Task brief:
Please report every line from the material that contains the word "text".

Given records:
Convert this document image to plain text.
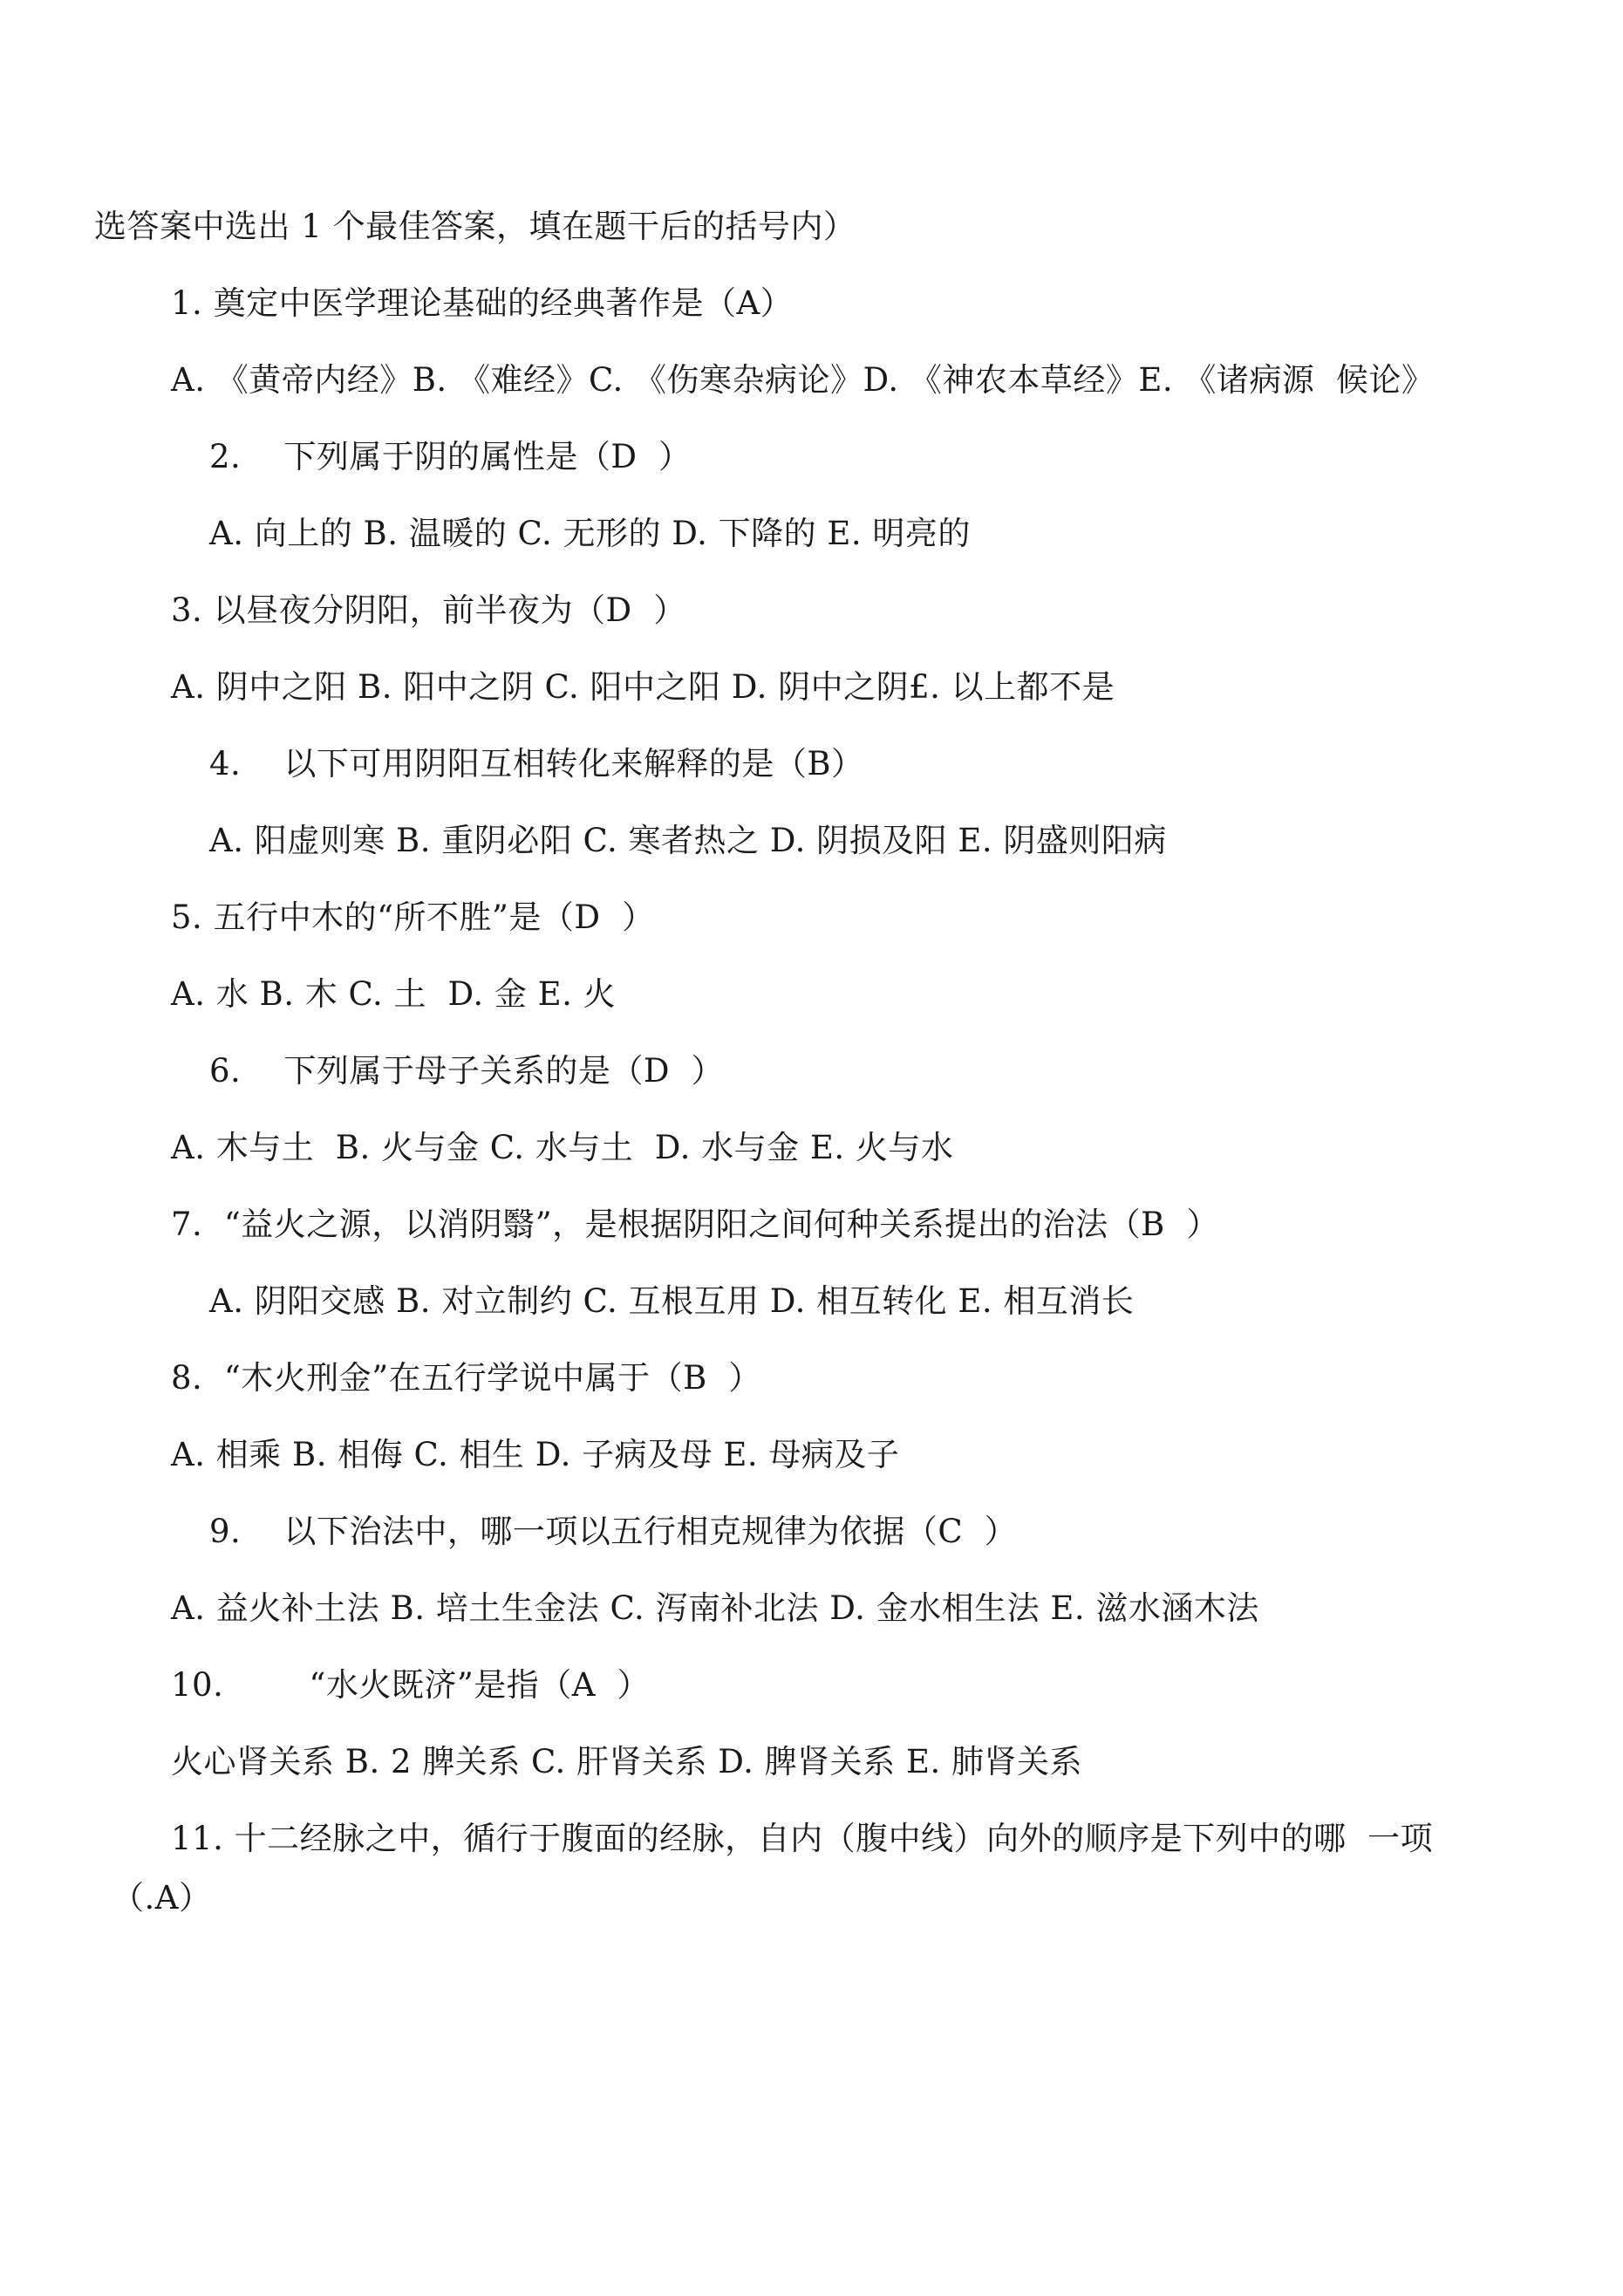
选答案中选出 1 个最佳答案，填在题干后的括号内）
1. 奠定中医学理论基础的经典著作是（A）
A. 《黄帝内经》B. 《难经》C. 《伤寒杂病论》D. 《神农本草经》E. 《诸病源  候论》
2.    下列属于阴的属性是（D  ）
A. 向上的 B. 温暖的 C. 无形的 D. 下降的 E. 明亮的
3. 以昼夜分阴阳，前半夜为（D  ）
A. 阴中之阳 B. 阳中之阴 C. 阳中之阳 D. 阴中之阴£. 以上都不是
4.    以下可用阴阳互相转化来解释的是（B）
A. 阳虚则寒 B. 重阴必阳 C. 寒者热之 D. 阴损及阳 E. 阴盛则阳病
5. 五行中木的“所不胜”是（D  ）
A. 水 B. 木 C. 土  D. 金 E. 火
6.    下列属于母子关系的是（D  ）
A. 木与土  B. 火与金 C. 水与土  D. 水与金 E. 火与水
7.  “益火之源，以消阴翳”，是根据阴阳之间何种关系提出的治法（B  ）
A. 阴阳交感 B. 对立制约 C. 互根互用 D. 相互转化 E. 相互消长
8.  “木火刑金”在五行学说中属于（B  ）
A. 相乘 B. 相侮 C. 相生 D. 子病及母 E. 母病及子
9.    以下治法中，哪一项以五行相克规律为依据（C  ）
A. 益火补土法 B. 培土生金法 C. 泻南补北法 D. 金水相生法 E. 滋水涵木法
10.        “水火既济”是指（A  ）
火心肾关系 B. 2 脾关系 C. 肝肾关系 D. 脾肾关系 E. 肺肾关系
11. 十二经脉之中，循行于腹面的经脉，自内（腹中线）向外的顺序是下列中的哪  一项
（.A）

---

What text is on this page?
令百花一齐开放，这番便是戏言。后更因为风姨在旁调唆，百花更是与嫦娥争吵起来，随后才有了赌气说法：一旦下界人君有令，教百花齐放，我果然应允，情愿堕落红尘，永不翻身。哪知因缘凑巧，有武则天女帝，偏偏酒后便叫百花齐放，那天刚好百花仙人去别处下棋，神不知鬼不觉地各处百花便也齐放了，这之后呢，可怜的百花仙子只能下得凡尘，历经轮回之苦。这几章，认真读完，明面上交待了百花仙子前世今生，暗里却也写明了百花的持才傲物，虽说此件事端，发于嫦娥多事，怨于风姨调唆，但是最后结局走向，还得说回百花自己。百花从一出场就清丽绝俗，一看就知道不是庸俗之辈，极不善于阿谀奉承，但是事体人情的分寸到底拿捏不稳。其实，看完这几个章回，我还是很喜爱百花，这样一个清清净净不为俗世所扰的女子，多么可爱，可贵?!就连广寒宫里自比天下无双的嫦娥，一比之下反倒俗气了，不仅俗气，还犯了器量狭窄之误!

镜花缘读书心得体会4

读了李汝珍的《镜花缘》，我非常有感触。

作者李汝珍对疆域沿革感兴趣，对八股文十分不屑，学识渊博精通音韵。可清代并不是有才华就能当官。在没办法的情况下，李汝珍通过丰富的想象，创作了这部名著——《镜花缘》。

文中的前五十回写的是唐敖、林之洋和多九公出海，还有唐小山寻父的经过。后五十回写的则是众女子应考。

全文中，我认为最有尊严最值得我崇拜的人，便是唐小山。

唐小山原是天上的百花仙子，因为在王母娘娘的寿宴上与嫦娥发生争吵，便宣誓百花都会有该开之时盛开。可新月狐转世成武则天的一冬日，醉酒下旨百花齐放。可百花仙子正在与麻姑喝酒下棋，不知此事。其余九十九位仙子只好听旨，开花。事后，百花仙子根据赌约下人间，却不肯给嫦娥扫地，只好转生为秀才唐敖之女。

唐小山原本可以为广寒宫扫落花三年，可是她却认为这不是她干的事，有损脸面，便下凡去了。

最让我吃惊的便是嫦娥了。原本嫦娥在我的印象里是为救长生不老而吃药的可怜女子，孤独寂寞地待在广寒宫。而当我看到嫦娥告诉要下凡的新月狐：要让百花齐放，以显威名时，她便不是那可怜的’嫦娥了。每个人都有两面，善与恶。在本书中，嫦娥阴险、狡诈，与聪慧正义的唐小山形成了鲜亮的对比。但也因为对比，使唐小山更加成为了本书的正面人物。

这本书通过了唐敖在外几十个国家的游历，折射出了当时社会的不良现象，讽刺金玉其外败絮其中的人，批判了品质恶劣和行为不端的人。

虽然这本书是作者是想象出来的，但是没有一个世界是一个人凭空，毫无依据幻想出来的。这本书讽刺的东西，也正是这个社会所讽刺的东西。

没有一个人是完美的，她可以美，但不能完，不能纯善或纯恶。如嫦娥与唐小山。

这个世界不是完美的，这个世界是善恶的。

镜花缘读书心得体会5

The answer:
Convert this document image to plain text.
What text is on this page?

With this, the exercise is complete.